A outra batalha da jornada

Na outra grande batalha do dia em Nova York, o professor Jamaal Bowman, apoiado entre outros por Ocasio-Cortez, Bernie Sanders e Elizabeth Warren, entre outros, derrubou outro peso pesado do partido, Eliot Engel.

Bowman obteve 60,9% dos apoios, enquanto seu oponente teve 35,6%. Engel, presidente do Comitê de Relações Exteriores da Câmara, ocupou o assento por 31 anos e recebeu apoio do establishment do partido, incluindo Hillary Clinton; a atual presidente da Câmara, Nancy Pelosi; e o governador de Nova York, Andrew Cuomo.

--*--

TAREFA PROPOSTA 1
Com base no trecho sobre a eleição em Nova York, explique que números mostram que Bowman derrubou Engel.
TAREFA PROPOSTA 2
Prossiga com o trecho sobre a eleição em Nova York logo depois da última frase.

TRECHO DE DADOS
--*--

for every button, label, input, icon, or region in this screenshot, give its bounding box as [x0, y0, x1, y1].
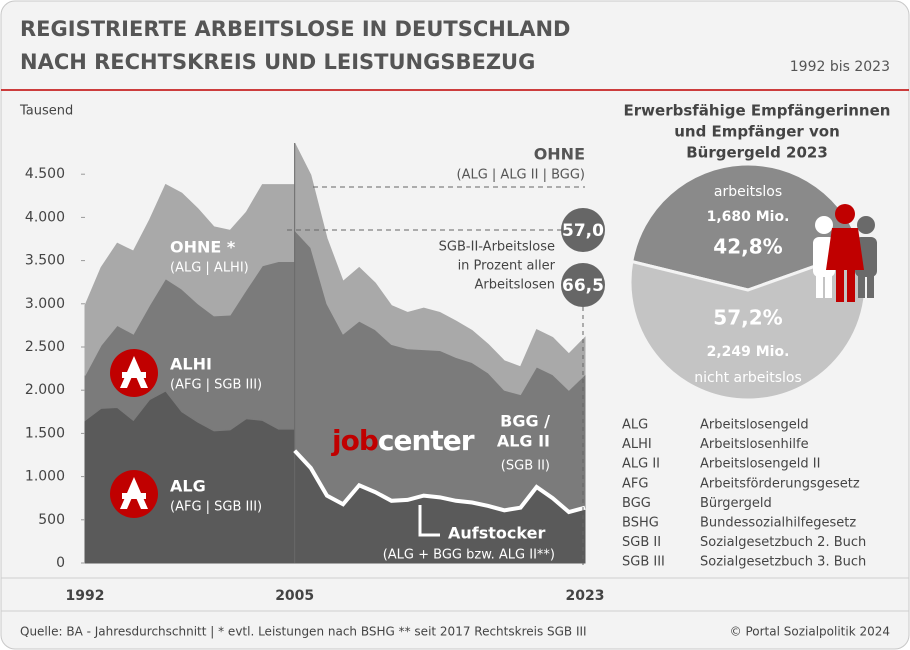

--*--

RESULTADO 1
Bowman teve 60,9% dos apoios, e Engel ficou com 35,6%. Com essa vantagem, Bowman tirou Engel do assento que ele ocupava havia 31 anos.

RESULTADO 2
Alguns dias atrás, Engel participou de um evento organizado no Bronx, Nova York, em meio aos protestos contra o racismo e abuso policial que se espalharam por todo o país após a morte de George Floyd, que morreu após ser sufocado por um grupo de policiais de Minneapolis. Engel foi flagrado pelas câmeras falando com o chefe de polícia do distrito do Bronx, Rubén Díaz Jr, pedindo para fosse permitido que ele falasse em uma conferência de imprensa. “Aprecio que você tenha vindo, mas há muitas pessoas na lista para falar”, disse Díaz. “Se eu não tivesse as primárias não me importaria”, respondeu Engel. “Não vamos politizar. Todo mundo tem uma primária, sabe? Desculpe”, concluiu Díaz.

“Ele nunca está no distrito”, denunciou Bowman em seu vídeo de campanha. “Ele até registrou sua casa em Maryland como sua primeira residência. Ele não mora em nossa comunidade. Ele dá como certo que tem nosso apoio. Após 31 anos do mesmo representante, é hora de mudar”.